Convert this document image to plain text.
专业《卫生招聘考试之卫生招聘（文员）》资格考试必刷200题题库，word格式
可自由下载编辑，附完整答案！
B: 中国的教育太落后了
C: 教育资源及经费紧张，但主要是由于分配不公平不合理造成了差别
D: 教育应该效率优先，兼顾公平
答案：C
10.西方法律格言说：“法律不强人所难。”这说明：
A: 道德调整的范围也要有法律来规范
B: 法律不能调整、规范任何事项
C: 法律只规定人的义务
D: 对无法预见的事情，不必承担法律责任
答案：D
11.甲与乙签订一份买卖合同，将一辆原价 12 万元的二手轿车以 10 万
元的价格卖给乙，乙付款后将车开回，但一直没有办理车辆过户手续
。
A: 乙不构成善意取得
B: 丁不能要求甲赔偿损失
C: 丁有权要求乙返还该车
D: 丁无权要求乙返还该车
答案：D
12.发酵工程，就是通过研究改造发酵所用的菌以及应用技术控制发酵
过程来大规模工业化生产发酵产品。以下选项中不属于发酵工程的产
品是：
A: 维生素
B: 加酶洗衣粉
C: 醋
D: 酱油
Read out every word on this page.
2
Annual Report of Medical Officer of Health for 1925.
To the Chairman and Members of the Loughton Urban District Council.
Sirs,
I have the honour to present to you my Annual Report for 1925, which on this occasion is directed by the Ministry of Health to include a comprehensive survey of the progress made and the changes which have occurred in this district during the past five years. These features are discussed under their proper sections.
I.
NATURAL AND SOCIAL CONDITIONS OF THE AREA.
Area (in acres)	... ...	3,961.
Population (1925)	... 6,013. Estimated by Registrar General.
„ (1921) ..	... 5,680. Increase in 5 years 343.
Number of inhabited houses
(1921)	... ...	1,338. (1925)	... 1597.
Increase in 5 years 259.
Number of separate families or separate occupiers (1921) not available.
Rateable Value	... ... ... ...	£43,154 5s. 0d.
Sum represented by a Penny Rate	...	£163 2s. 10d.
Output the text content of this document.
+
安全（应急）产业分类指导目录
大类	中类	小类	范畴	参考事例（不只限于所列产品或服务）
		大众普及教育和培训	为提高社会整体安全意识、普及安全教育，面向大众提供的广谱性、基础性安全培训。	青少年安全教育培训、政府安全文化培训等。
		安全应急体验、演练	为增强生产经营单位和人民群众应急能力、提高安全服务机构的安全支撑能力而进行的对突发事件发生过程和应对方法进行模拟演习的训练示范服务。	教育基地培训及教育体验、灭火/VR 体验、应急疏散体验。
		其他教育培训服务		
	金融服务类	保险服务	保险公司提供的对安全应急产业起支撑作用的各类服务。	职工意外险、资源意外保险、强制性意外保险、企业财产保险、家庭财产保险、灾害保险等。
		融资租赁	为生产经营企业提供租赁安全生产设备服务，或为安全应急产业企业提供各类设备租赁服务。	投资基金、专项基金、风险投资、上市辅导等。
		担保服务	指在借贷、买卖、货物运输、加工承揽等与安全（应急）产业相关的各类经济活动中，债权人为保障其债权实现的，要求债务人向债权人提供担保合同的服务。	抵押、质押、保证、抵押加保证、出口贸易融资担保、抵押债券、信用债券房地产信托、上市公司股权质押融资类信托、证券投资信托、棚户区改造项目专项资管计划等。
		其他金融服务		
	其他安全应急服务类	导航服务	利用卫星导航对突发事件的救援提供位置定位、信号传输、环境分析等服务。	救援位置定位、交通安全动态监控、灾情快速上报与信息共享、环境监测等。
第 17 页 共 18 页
^^^^^^^^
→ Your goal
Copy the records above exactly.

→ Task response
Convert this document image to plain text.
专业《卫生招聘考试之卫生招聘（文员）》资格考试必刷200题题库，word格式
可自由下载编辑，附完整答案！
B: 中国的教育太落后了
C: 教育资源及经费紧张，但主要是由于分配不公平不合理造成了差别
D: 教育应该效率优先，兼顾公平
答案：C
10.西方法律格言说：“法律不强人所难。”这说明：
A: 道德调整的范围也要有法律来规范
B: 法律不能调整、规范任何事项
C: 法律只规定人的义务
D: 对无法预见的事情，不必承担法律责任
答案：D
11.甲与乙签订一份买卖合同，将一辆原价 12 万元的二手轿车以 10 万
元的价格卖给乙，乙付款后将车开回，但一直没有办理车辆过户手续
。
A: 乙不构成善意取得
B: 丁不能要求甲赔偿损失
C: 丁有权要求乙返还该车
D: 丁无权要求乙返还该车
答案：D
12.发酵工程，就是通过研究改造发酵所用的菌以及应用技术控制发酵
过程来大规模工业化生产发酵产品。以下选项中不属于发酵工程的产
品是：
A: 维生素
B: 加酶洗衣粉
C: 醋
D: 酱油
Read out every word on this page.
2
Annual Report of Medical Officer of Health for 1925.
To the Chairman and Members of the Loughton Urban District Council.
Sirs,
I have the honour to present to you my Annual Report for 1925, which on this occasion is directed by the Ministry of Health to include a comprehensive survey of the progress made and the changes which have occurred in this district during the past five years. These features are discussed under their proper sections.
I.
NATURAL AND SOCIAL CONDITIONS OF THE AREA.
Area (in acres)	... ...	3,961.
Population (1925)	... 6,013. Estimated by Registrar General.
„ (1921) ..	... 5,680. Increase in 5 years 343.
Number of inhabited houses
(1921)	... ...	1,338. (1925)	... 1597.
Increase in 5 years 259.
Number of separate families or separate occupiers (1921) not available.
Rateable Value	... ... ... ...	£43,154 5s. 0d.
Sum represented by a Penny Rate	...	£163 2s. 10d.
Output the text content of this document.
+
安全（应急）产业分类指导目录
大类	中类	小类	范畴	参考事例（不只限于所列产品或服务）
		大众普及教育和培训	为提高社会整体安全意识、普及安全教育，面向大众提供的广谱性、基础性安全培训。	青少年安全教育培训、政府安全文化培训等。
		安全应急体验、演练	为增强生产经营单位和人民群众应急能力、提高安全服务机构的安全支撑能力而进行的对突发事件发生过程和应对方法进行模拟演习的训练示范服务。	教育基地培训及教育体验、灭火/VR 体验、应急疏散体验。
		其他教育培训服务		
	金融服务类	保险服务	保险公司提供的对安全应急产业起支撑作用的各类服务。	职工意外险、资源意外保险、强制性意外保险、企业财产保险、家庭财产保险、灾害保险等。
		融资租赁	为生产经营企业提供租赁安全生产设备服务，或为安全应急产业企业提供各类设备租赁服务。	投资基金、专项基金、风险投资、上市辅导等。
		担保服务	指在借贷、买卖、货物运输、加工承揽等与安全（应急）产业相关的各类经济活动中，债权人为保障其债权实现的，要求债务人向债权人提供担保合同的服务。	抵押、质押、保证、抵押加保证、出口贸易融资担保、抵押债券、信用债券房地产信托、上市公司股权质押融资类信托、证券投资信托、棚户区改造项目专项资管计划等。
		其他金融服务		
	其他安全应急服务类	导航服务	利用卫星导航对突发事件的救援提供位置定位、信号传输、环境分析等服务。	救援位置定位、交通安全动态监控、灾情快速上报与信息共享、环境监测等。
第 17 页 共 18 页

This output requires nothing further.